**TASK INSTRUCTIONS:** Search the data for the string "asumir" and extract every line where it appears.

━━━

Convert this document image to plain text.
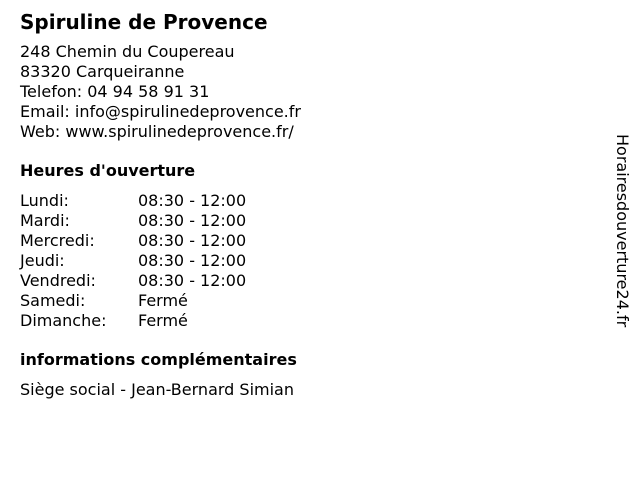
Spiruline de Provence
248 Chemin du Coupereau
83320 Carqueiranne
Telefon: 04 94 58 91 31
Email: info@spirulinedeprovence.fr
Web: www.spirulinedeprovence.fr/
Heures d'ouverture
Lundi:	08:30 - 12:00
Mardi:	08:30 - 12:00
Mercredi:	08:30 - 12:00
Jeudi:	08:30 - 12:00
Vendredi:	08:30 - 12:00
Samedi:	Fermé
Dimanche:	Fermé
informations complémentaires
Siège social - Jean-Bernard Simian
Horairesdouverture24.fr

━━━

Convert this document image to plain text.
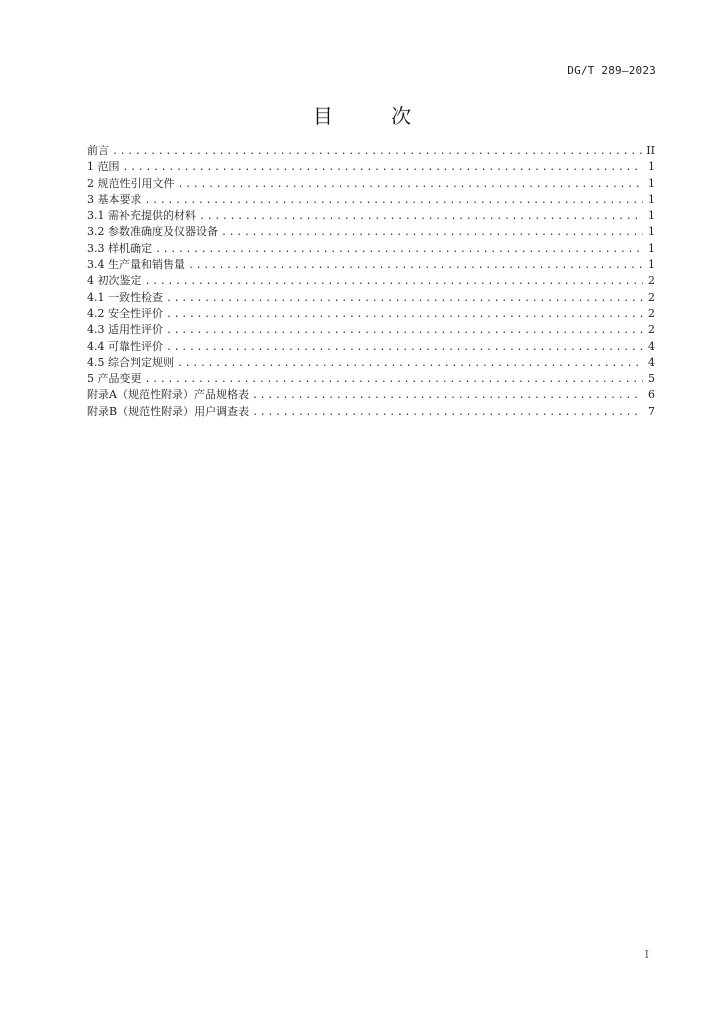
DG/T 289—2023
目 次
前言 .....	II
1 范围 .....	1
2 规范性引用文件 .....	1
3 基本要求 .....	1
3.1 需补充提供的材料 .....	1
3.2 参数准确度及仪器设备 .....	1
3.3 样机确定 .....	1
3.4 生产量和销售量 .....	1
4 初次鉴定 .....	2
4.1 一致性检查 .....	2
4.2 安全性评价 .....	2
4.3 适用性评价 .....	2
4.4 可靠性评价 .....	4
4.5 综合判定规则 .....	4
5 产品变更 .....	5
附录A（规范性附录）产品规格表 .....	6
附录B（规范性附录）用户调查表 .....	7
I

━━━

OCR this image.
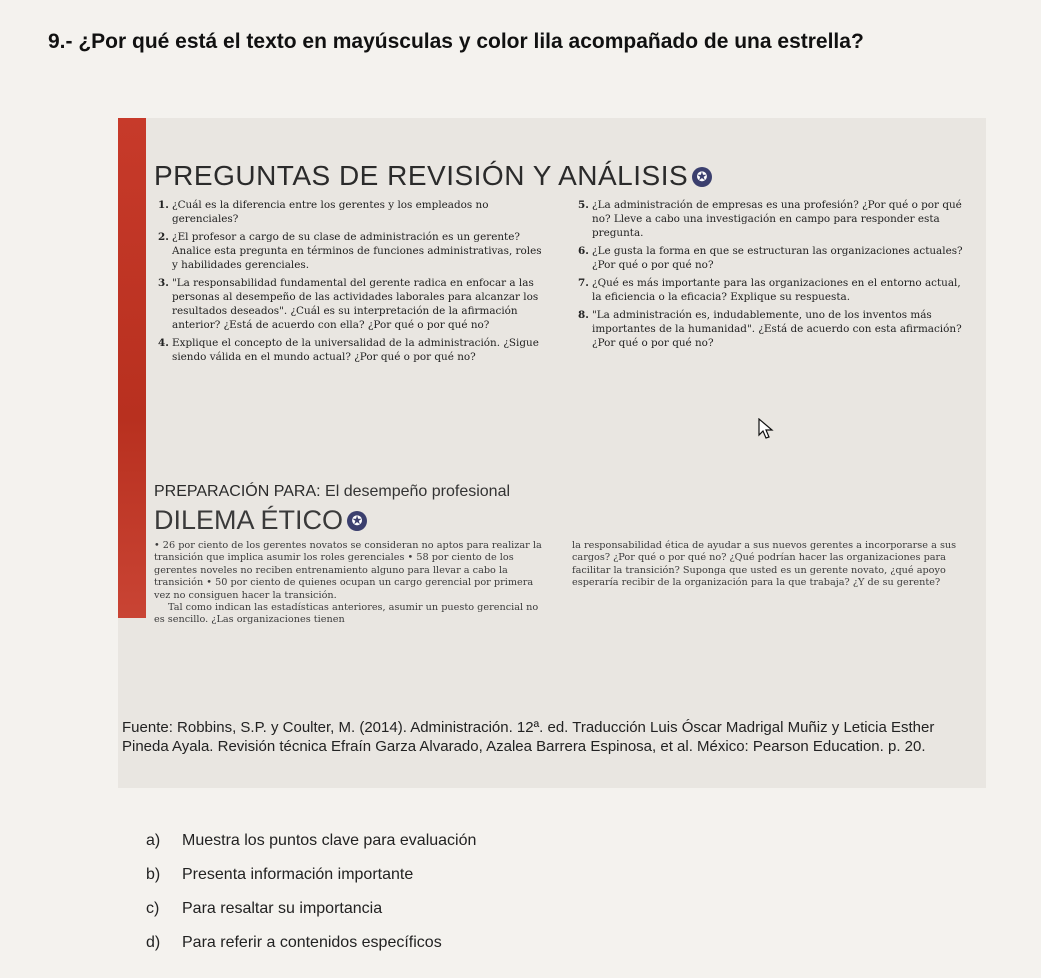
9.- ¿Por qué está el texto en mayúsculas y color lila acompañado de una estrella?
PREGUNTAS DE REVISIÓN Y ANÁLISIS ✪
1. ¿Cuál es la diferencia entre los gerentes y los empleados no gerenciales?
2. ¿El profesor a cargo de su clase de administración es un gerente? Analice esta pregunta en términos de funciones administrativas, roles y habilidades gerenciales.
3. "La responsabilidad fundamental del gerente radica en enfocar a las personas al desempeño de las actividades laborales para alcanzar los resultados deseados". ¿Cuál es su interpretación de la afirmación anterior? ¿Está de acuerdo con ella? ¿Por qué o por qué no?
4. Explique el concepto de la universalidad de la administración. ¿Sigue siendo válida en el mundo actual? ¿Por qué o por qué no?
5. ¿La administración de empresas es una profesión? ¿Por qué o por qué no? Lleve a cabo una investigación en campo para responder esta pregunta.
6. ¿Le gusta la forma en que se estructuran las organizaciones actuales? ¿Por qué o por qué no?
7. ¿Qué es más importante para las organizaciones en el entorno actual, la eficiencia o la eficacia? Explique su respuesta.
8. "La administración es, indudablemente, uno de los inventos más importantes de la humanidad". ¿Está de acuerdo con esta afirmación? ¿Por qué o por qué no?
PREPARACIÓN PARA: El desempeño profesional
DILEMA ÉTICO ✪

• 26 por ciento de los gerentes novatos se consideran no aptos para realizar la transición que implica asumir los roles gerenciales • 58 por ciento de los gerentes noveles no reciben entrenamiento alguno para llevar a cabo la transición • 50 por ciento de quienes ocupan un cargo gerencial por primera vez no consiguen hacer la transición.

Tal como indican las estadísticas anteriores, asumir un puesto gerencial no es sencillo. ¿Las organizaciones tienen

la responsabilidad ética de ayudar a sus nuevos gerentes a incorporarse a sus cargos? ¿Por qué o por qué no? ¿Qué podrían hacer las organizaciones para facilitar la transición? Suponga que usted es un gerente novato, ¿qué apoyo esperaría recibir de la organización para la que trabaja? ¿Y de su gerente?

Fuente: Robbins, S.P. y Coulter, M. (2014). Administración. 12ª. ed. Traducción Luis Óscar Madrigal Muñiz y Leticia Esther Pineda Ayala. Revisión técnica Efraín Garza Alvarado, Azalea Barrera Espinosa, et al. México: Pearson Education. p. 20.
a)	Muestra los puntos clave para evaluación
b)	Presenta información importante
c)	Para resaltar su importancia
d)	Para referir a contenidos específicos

━━━

**EXERCISE ANSWER:**
• 26 por ciento de los gerentes novatos se consideran no aptos para realizar la transición que implica asumir los roles gerenciales • 58 por ciento de los gerentes noveles no reciben entrenamiento alguno para llevar a cabo la transición • 50 por ciento de quienes ocupan un cargo gerencial por primera vez no consiguen hacer la transición.
Tal como indican las estadísticas anteriores, asumir un puesto gerencial no es sencillo. ¿Las organizaciones tienen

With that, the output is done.